Exercise directions: Return each line containing "subtitle".

:: Dataset extract

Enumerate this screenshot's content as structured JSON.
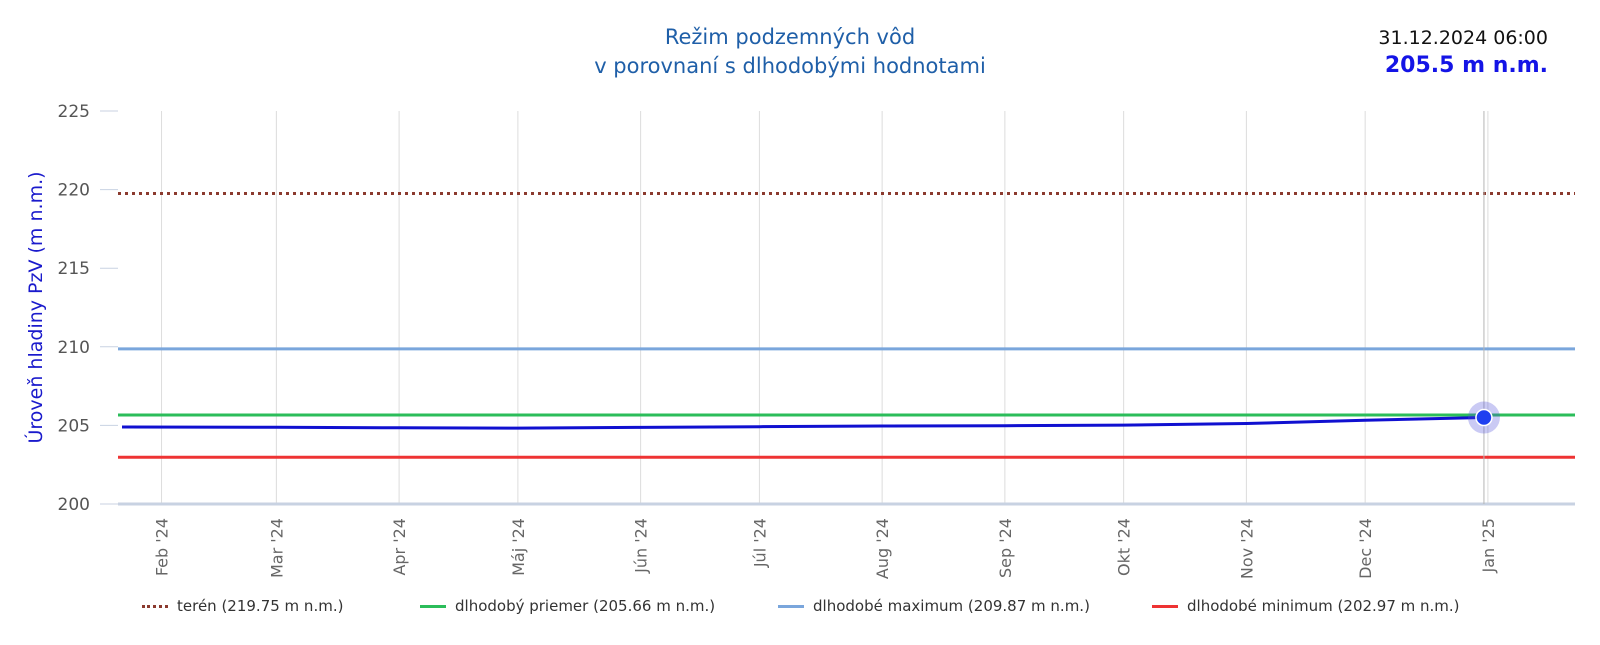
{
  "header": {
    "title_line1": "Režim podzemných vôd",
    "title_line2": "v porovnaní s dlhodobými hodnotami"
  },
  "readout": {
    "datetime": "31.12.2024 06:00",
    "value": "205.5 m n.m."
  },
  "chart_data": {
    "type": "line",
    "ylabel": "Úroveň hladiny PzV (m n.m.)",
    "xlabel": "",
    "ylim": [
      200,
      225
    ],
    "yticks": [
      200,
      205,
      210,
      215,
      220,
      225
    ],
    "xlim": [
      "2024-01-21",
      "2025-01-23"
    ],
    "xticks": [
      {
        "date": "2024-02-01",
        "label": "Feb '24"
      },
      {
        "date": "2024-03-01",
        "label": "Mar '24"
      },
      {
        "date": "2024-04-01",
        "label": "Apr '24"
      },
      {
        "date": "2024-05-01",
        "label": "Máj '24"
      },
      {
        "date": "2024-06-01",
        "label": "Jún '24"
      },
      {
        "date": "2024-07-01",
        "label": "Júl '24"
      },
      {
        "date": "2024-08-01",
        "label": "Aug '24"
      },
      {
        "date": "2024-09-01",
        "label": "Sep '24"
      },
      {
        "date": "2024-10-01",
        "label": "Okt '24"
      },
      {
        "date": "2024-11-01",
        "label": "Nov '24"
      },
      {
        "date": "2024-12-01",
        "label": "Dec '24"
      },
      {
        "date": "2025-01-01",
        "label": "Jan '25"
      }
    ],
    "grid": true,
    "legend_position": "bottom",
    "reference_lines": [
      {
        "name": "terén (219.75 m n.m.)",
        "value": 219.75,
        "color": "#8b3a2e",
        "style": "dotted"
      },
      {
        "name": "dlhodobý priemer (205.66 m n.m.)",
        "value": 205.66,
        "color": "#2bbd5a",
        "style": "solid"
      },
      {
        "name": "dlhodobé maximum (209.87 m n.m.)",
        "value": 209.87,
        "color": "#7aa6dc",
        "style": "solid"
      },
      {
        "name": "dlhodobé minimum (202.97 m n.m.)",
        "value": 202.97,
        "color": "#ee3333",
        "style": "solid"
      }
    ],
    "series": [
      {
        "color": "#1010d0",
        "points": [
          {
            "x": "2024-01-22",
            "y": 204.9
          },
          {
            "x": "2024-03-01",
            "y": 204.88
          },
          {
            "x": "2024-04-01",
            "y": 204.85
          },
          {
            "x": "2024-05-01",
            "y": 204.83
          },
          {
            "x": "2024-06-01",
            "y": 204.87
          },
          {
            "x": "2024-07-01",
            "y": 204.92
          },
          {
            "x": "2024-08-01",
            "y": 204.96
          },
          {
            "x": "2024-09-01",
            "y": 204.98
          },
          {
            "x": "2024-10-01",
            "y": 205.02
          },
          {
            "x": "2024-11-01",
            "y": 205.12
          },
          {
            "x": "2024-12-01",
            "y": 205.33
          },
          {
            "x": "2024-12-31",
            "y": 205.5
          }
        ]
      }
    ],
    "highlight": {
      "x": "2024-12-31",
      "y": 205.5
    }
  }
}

::::
:: Dataset extract

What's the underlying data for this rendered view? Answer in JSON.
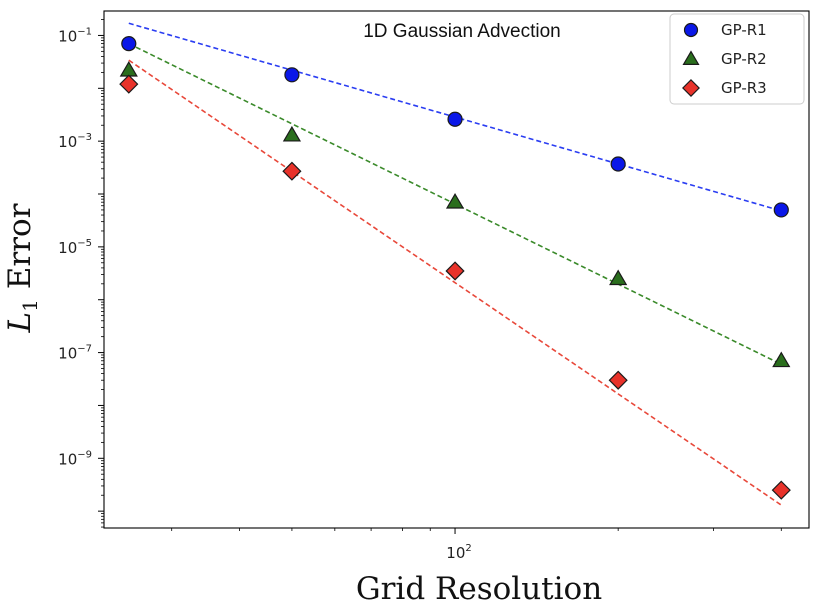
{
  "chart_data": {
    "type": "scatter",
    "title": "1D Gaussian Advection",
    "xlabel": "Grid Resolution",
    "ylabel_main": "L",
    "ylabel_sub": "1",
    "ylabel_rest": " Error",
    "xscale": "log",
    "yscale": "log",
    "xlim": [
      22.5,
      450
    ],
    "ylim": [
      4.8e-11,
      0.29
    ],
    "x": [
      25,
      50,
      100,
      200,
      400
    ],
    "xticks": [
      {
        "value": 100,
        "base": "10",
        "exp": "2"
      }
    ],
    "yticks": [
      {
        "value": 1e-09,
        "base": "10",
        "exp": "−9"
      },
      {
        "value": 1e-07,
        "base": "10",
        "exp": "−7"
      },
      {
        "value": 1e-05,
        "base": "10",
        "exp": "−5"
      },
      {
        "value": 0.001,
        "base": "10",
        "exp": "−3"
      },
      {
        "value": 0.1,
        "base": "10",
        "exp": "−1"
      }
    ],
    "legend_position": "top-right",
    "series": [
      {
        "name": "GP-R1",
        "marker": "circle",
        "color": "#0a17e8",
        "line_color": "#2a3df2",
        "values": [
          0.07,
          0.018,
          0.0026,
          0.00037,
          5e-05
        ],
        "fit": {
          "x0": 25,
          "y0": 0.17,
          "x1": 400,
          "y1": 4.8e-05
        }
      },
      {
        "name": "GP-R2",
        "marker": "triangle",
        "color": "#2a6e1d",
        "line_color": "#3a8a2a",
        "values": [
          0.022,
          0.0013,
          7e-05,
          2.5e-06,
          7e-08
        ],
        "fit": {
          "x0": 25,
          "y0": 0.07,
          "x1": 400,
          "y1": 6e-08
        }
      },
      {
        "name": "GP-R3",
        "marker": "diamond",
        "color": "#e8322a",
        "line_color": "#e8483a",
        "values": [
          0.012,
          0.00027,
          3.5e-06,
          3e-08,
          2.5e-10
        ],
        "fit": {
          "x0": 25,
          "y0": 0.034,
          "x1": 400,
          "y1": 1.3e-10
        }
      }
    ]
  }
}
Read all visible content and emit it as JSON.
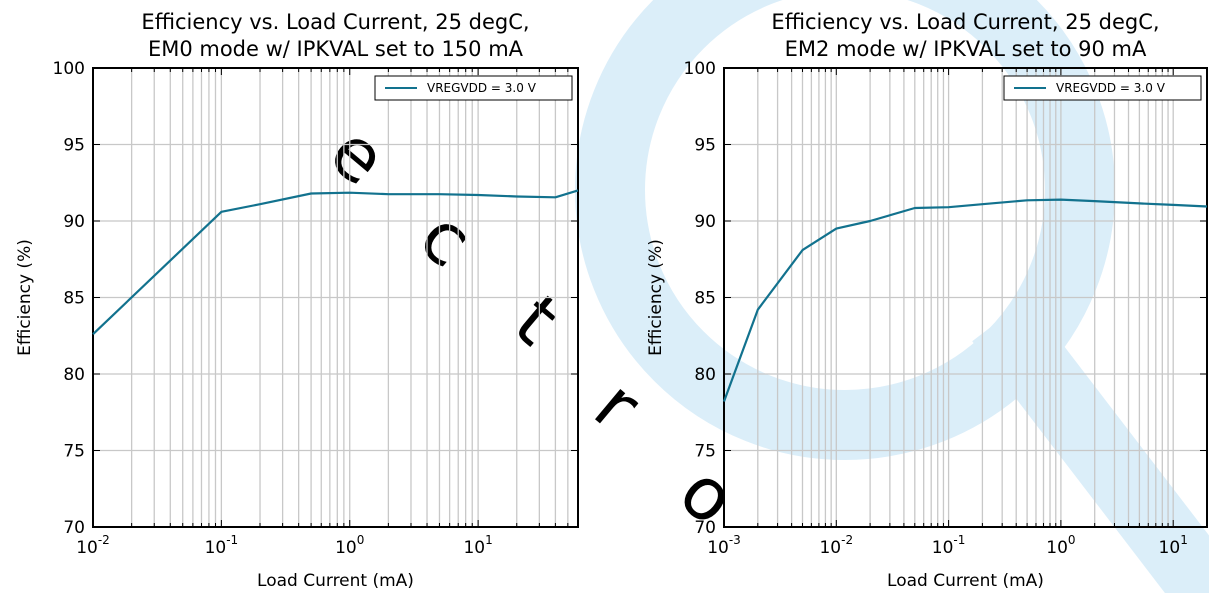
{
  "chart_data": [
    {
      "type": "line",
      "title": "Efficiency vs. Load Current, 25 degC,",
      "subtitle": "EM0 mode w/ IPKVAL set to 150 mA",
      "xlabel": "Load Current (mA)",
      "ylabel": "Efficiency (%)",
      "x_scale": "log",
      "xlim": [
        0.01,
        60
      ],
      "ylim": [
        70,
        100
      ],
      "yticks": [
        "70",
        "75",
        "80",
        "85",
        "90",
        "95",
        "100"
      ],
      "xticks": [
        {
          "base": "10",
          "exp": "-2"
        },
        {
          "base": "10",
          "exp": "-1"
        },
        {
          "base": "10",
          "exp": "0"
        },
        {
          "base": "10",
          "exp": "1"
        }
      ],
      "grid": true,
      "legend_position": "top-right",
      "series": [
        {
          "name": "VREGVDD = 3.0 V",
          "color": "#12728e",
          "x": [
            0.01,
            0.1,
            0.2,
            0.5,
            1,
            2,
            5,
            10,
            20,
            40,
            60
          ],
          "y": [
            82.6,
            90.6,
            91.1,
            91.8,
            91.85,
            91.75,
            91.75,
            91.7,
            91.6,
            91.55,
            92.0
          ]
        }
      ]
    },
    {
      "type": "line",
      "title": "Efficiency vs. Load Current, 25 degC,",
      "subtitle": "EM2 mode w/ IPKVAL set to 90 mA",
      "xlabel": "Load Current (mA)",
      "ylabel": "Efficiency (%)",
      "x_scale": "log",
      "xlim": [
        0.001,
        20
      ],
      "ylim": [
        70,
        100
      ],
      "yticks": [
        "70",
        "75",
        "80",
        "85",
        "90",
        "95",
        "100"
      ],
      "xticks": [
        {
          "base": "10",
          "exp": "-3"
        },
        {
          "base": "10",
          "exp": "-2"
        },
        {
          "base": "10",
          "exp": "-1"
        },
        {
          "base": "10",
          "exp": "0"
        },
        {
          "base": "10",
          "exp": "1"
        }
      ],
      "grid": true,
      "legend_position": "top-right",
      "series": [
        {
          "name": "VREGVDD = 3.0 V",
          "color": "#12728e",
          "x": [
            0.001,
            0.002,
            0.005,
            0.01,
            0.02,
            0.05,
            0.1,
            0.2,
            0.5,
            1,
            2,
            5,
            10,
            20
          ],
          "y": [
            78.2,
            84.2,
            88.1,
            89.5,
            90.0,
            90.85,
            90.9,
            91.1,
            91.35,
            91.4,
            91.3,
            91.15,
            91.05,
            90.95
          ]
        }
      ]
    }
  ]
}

::::

Result of this exercise:
      "subtitle": "EM0 mode w/ IPKVAL set to 150 mA",
      "subtitle": "EM2 mode w/ IPKVAL set to 90 mA",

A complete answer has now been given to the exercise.